■ **Problem**: Collect all lines from the records below that include the word "this".

■ **Source records**:
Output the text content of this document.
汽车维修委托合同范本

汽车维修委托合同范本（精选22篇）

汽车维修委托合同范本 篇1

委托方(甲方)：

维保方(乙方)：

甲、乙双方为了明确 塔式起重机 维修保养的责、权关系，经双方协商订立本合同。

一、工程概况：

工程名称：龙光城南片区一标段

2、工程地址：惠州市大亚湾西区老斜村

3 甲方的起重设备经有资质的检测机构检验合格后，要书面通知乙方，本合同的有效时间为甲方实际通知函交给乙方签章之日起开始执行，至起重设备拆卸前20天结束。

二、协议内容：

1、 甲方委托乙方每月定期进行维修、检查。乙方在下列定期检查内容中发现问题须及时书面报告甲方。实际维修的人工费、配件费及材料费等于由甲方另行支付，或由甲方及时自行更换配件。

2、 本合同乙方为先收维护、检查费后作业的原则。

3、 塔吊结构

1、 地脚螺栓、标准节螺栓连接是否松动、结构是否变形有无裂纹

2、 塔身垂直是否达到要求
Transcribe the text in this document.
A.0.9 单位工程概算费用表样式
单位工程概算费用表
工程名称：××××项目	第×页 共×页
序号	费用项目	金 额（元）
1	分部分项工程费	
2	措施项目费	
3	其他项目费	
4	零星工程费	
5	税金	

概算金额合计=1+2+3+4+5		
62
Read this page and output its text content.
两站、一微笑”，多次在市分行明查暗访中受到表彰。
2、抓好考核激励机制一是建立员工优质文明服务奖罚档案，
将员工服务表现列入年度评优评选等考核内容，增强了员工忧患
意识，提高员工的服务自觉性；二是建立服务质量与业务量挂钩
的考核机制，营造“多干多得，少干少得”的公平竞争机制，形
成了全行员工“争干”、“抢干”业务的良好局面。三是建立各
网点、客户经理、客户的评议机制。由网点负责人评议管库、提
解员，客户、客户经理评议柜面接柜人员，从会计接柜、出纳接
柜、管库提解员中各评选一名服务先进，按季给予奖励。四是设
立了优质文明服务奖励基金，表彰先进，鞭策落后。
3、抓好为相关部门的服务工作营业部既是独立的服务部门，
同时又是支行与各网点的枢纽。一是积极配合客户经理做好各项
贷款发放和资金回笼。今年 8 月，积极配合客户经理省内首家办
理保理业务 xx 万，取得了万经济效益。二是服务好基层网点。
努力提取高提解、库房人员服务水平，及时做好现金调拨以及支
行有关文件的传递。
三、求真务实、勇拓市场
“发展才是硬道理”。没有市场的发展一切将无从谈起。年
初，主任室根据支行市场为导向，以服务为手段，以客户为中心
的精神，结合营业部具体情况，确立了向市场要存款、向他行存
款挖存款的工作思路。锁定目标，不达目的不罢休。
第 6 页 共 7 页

■ **Written response**:
Output the text content of this document.
Transcribe the text in this document.
Read this page and output its text content.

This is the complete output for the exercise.